## Begin Given entries

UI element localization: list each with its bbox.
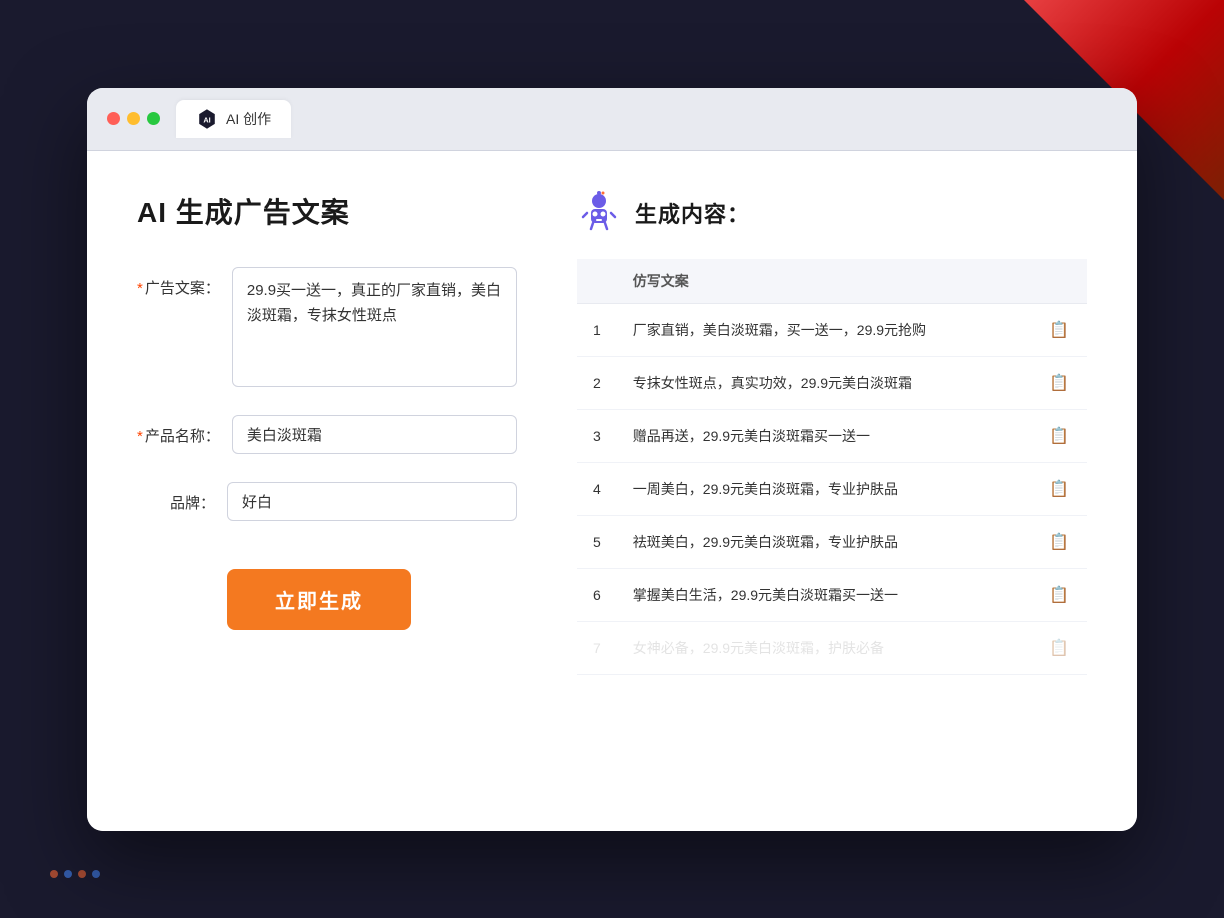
row-text: 专抹女性斑点，真实功效，29.9元美白淡斑霜 [617,356,1031,409]
row-text: 一周美白，29.9元美白淡斑霜，专业护肤品 [617,462,1031,515]
ad-copy-group: *广告文案： [137,267,517,387]
bg-dot-3 [78,870,86,878]
row-number: 3 [577,409,617,462]
robot-icon [577,191,621,235]
ad-copy-required: * [137,280,143,297]
row-number: 4 [577,462,617,515]
table-row: 1厂家直销，美白淡斑霜，买一送一，29.9元抢购 📋 [577,303,1087,356]
title-bar: AI AI 创作 [87,88,1137,151]
minimize-button[interactable] [127,112,140,125]
main-content: AI 生成广告文案 *广告文案： *产品名称： 品牌： 立 [87,151,1137,831]
table-header-action [1031,259,1087,304]
copy-button[interactable]: 📋 [1047,530,1071,554]
table-header-row: 仿写文案 [577,259,1087,304]
generate-button[interactable]: 立即生成 [227,569,411,630]
copy-button[interactable]: 📋 [1047,477,1071,501]
copy-cell: 📋 [1031,515,1087,568]
ad-copy-input[interactable] [232,267,517,387]
table-row: 3赠品再送，29.9元美白淡斑霜买一送一 📋 [577,409,1087,462]
table-header-copy: 仿写文案 [617,259,1031,304]
left-panel: AI 生成广告文案 *广告文案： *产品名称： 品牌： 立 [137,191,517,781]
copy-cell: 📋 [1031,303,1087,356]
close-button[interactable] [107,112,120,125]
copy-cell: 📋 [1031,356,1087,409]
copy-button[interactable]: 📋 [1047,424,1071,448]
maximize-button[interactable] [147,112,160,125]
browser-tab[interactable]: AI AI 创作 [176,100,291,138]
browser-window: AI AI 创作 AI 生成广告文案 *广告文案： *产品名称： [87,88,1137,831]
copy-button[interactable]: 📋 [1047,583,1071,607]
row-number: 7 [577,621,617,674]
copy-cell: 📋 [1031,409,1087,462]
ad-copy-label: *广告文案： [137,267,232,298]
brand-label: 品牌： [137,482,227,513]
product-name-input[interactable] [232,415,517,454]
table-row: 4一周美白，29.9元美白淡斑霜，专业护肤品 📋 [577,462,1087,515]
copy-cell: 📋 [1031,568,1087,621]
row-text: 祛斑美白，29.9元美白淡斑霜，专业护肤品 [617,515,1031,568]
copy-button[interactable]: 📋 [1047,371,1071,395]
row-text: 厂家直销，美白淡斑霜，买一送一，29.9元抢购 [617,303,1031,356]
result-table: 仿写文案 1厂家直销，美白淡斑霜，买一送一，29.9元抢购📋2专抹女性斑点，真实… [577,259,1087,675]
table-row: 6掌握美白生活，29.9元美白淡斑霜买一送一 📋 [577,568,1087,621]
bg-dot-2 [64,870,72,878]
right-panel: 生成内容： 仿写文案 1厂家直销，美白淡斑霜，买一送一，29.9元抢购📋2专抹女… [577,191,1087,781]
table-row: 7女神必备，29.9元美白淡斑霜，护肤必备 📋 [577,621,1087,674]
row-text: 女神必备，29.9元美白淡斑霜，护肤必备 [617,621,1031,674]
bg-dot-4 [92,870,100,878]
row-number: 5 [577,515,617,568]
result-title: 生成内容： [635,197,750,229]
svg-text:AI: AI [203,115,210,124]
bg-dot-1 [50,870,58,878]
row-number: 6 [577,568,617,621]
brand-group: 品牌： [137,482,517,521]
result-scroll: 仿写文案 1厂家直销，美白淡斑霜，买一送一，29.9元抢购📋2专抹女性斑点，真实… [577,259,1087,675]
table-row: 5祛斑美白，29.9元美白淡斑霜，专业护肤品 📋 [577,515,1087,568]
result-header: 生成内容： [577,191,1087,235]
product-name-required: * [137,428,143,445]
row-number: 2 [577,356,617,409]
ai-tab-icon: AI [196,108,218,130]
product-name-label: *产品名称： [137,415,232,446]
row-text: 掌握美白生活，29.9元美白淡斑霜买一送一 [617,568,1031,621]
table-header-num [577,259,617,304]
page-title: AI 生成广告文案 [137,191,517,231]
copy-button[interactable]: 📋 [1047,318,1071,342]
table-row: 2专抹女性斑点，真实功效，29.9元美白淡斑霜 📋 [577,356,1087,409]
brand-input[interactable] [227,482,517,521]
tab-label: AI 创作 [226,109,271,129]
copy-cell: 📋 [1031,621,1087,674]
row-text: 赠品再送，29.9元美白淡斑霜买一送一 [617,409,1031,462]
row-number: 1 [577,303,617,356]
copy-cell: 📋 [1031,462,1087,515]
window-controls [107,112,160,125]
bg-decoration-bottom-left [50,870,100,878]
product-name-group: *产品名称： [137,415,517,454]
copy-button[interactable]: 📋 [1047,636,1071,660]
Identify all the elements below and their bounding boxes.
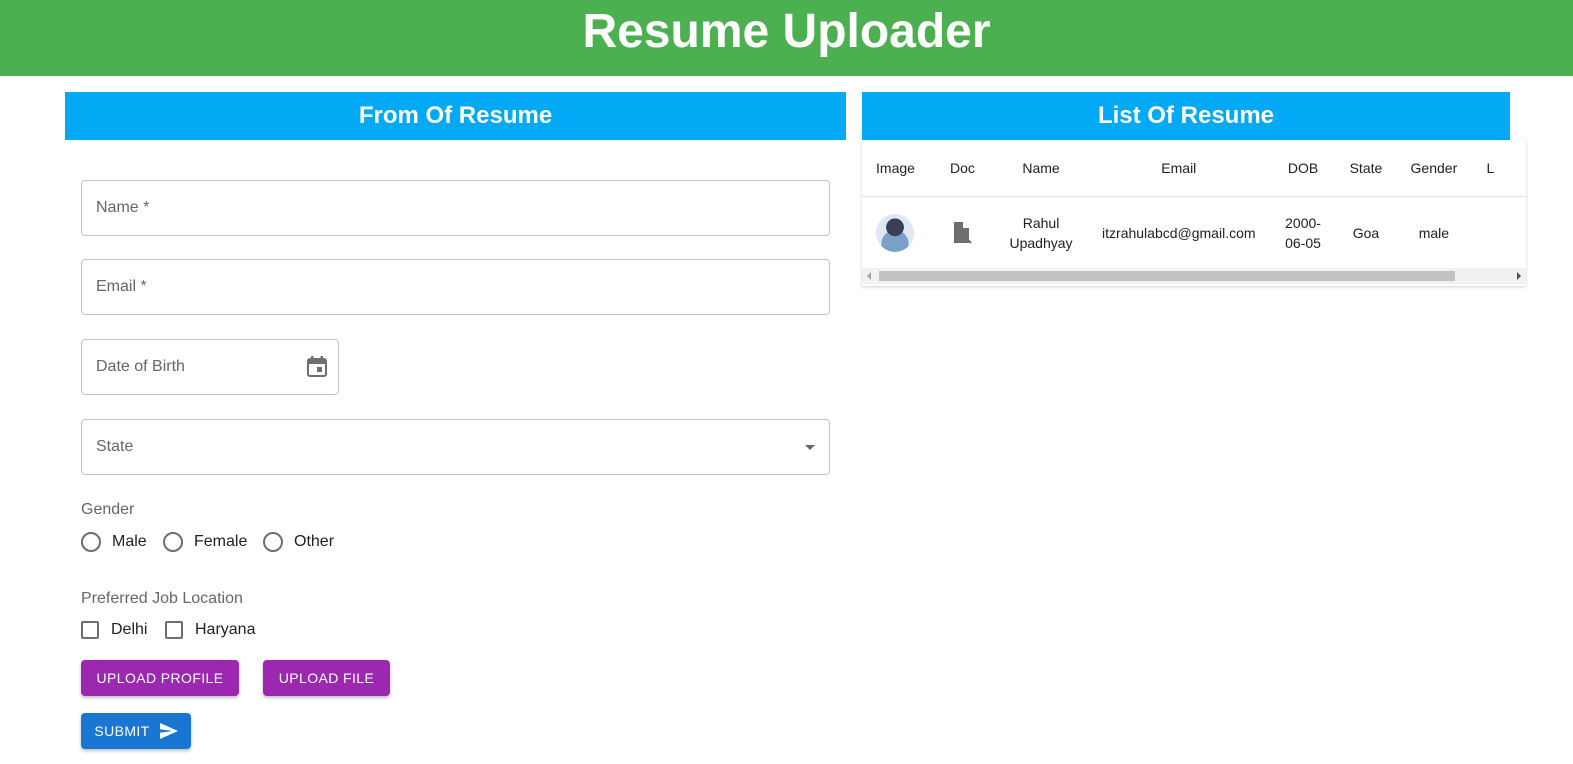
- dob-input[interactable]: Date of Birth: [81, 339, 339, 395]
- resume-table: Image Doc Name Email DOB State Gender L: [862, 140, 1526, 269]
- form-panel-header: From Of Resume: [65, 92, 846, 140]
- scroll-right-icon[interactable]: [1517, 272, 1521, 280]
- radio-other[interactable]: [263, 532, 283, 552]
- location-option-haryana[interactable]: Haryana: [165, 621, 255, 639]
- location-option-label: Haryana: [195, 621, 256, 638]
- column-header-state: State: [1334, 140, 1398, 197]
- email-placeholder: Email *: [96, 278, 147, 295]
- cell-dob: 2000- 06-05: [1272, 196, 1335, 269]
- app-bar: Resume Uploader: [0, 0, 1573, 76]
- table-row: Rahul Upadhyay itzrahulabcd@gmail.com 20…: [862, 196, 1526, 269]
- dropdown-arrow-icon: [805, 445, 815, 450]
- state-placeholder: State: [96, 438, 134, 455]
- form-panel-title: From Of Resume: [358, 102, 553, 129]
- avatar: [876, 213, 915, 252]
- upload-profile-button[interactable]: UPLOAD PROFILE: [81, 660, 239, 696]
- gender-option-label: Male: [112, 533, 147, 550]
- column-header-email: Email: [1086, 140, 1272, 197]
- app-title: Resume Uploader: [582, 4, 991, 58]
- dob-line: 2000-: [1285, 214, 1321, 231]
- job-location-label: Preferred Job Location: [81, 590, 243, 607]
- cell-name: Rahul Upadhyay: [996, 196, 1086, 269]
- cell-image: [862, 196, 929, 269]
- list-panel-title: List Of Resume: [1097, 102, 1275, 129]
- table-header-row: Image Doc Name Email DOB State Gender L: [862, 140, 1526, 197]
- cell-gender: male: [1418, 224, 1450, 241]
- dob-line: 06-05: [1285, 234, 1321, 251]
- column-header-dob: DOB: [1271, 140, 1335, 197]
- gender-option-label: Female: [194, 533, 248, 550]
- location-option-delhi[interactable]: Delhi: [81, 621, 147, 639]
- column-header-location: L: [1470, 140, 1526, 197]
- column-header-image: Image: [862, 140, 929, 197]
- email-input[interactable]: Email *: [81, 259, 830, 315]
- file-open-icon[interactable]: [951, 221, 973, 245]
- dob-placeholder: Date of Birth: [96, 358, 185, 375]
- column-header-gender: Gender: [1397, 140, 1471, 197]
- name-input[interactable]: Name *: [81, 180, 830, 236]
- name-line: Rahul: [1022, 214, 1060, 231]
- column-header-doc: Doc: [928, 140, 996, 197]
- upload-file-label: UPLOAD FILE: [278, 670, 375, 686]
- column-header-name: Name: [995, 140, 1087, 197]
- horizontal-scrollbar[interactable]: [862, 268, 1526, 284]
- submit-label: SUBMIT: [94, 723, 150, 739]
- list-panel-header: List Of Resume: [862, 92, 1510, 140]
- location-option-label: Delhi: [111, 621, 148, 638]
- send-icon: [159, 723, 178, 739]
- checkbox-delhi[interactable]: [81, 621, 99, 639]
- state-select[interactable]: State: [81, 419, 830, 475]
- name-line: Upadhyay: [1009, 234, 1073, 251]
- cell-email: itzrahulabcd@gmail.com: [1102, 224, 1256, 241]
- cell-location: [1471, 196, 1527, 269]
- scrollbar-thumb[interactable]: [879, 271, 1455, 281]
- cell-doc: [929, 196, 996, 269]
- gender-option-other[interactable]: Other: [263, 532, 334, 552]
- checkbox-haryana[interactable]: [165, 621, 183, 639]
- name-placeholder: Name *: [96, 199, 150, 216]
- gender-option-label: Other: [294, 533, 335, 550]
- resume-table-container: Image Doc Name Email DOB State Gender L: [862, 140, 1526, 286]
- radio-male[interactable]: [81, 532, 101, 552]
- radio-female[interactable]: [163, 532, 183, 552]
- submit-button[interactable]: SUBMIT: [81, 713, 191, 749]
- upload-profile-label: UPLOAD PROFILE: [96, 670, 224, 686]
- gender-option-male[interactable]: Male: [81, 532, 147, 552]
- gender-option-female[interactable]: Female: [163, 532, 247, 552]
- upload-file-button[interactable]: UPLOAD FILE: [263, 660, 390, 696]
- cell-state: Goa: [1352, 224, 1380, 241]
- gender-label: Gender: [81, 501, 135, 518]
- scroll-left-icon[interactable]: [867, 272, 871, 280]
- calendar-icon[interactable]: [307, 356, 327, 377]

## End Given entries

• _Task to carry out_
In the items, take the part that opens with the line containing "- dob-input[interactable]: Date" and closes with the line containing "- upload-profile-button[interactable]: UPLOAD", and write those lines out again with "Resume Uploader" swapped for "CV Uploader" and nothing else changed.

• _Solved problem_
- dob-input[interactable]: Date of Birth: [81, 339, 339, 395]
- resume-table: Image Doc Name Email DOB State Gender L: [862, 140, 1526, 269]
- form-panel-header: From Of Resume: [65, 92, 846, 140]
- scroll-right-icon[interactable]: [1517, 272, 1521, 280]
- radio-other[interactable]: [263, 532, 283, 552]
- location-option-haryana[interactable]: Haryana: [165, 621, 255, 639]
- location-option-label: Haryana: [195, 621, 256, 638]
- column-header-state: State: [1334, 140, 1398, 197]
- email-placeholder: Email *: [96, 278, 147, 295]
- cell-dob: 2000- 06-05: [1272, 196, 1335, 269]
- app-bar: CV Uploader: [0, 0, 1573, 76]
- table-row: Rahul Upadhyay itzrahulabcd@gmail.com 20…: [862, 196, 1526, 269]
- dropdown-arrow-icon: [805, 445, 815, 450]
- state-placeholder: State: [96, 438, 134, 455]
- form-panel-title: From Of Resume: [358, 102, 553, 129]
- avatar: [876, 213, 915, 252]
- upload-profile-button[interactable]: UPLOAD PROFILE: [81, 660, 239, 696]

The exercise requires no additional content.